--- Objective ---
Search the data below for the string "여정에는". Extract every line that contains it.

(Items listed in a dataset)
=-=-=-=-=

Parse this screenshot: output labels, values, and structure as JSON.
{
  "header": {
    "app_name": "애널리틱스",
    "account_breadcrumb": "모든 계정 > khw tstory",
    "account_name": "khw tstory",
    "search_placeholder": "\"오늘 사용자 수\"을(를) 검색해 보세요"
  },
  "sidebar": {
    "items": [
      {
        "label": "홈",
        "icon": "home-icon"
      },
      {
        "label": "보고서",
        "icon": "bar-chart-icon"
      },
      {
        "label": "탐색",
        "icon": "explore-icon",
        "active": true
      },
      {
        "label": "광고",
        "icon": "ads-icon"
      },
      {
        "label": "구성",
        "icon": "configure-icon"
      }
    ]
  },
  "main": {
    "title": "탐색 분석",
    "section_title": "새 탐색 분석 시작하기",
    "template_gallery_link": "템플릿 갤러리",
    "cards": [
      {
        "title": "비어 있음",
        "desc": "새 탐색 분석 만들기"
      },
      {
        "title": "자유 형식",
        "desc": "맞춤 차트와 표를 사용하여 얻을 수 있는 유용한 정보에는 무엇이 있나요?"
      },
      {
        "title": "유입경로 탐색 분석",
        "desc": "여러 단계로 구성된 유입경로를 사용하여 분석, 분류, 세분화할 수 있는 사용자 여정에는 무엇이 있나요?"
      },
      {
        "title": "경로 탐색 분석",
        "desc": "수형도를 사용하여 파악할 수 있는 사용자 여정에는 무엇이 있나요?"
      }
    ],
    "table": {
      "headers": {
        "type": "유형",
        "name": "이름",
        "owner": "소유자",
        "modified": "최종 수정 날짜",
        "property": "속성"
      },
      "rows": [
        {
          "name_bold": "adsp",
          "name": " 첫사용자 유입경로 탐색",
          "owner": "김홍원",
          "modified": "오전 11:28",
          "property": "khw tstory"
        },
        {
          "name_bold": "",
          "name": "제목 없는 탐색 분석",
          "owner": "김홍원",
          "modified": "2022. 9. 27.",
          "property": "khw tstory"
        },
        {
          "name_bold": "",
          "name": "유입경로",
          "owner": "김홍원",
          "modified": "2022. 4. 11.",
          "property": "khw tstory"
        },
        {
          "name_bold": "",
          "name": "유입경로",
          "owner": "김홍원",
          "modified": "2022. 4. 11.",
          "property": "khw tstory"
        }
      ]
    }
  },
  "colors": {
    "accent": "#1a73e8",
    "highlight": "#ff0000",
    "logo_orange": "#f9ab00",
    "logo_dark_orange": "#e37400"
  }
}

=-=-=-=-=

--- Answer to the problem ---
        "desc": "여러 단계로 구성된 유입경로를 사용하여 분석, 분류, 세분화할 수 있는 사용자 여정에는 무엇이 있나요?"
        "desc": "수형도를 사용하여 파악할 수 있는 사용자 여정에는 무엇이 있나요?"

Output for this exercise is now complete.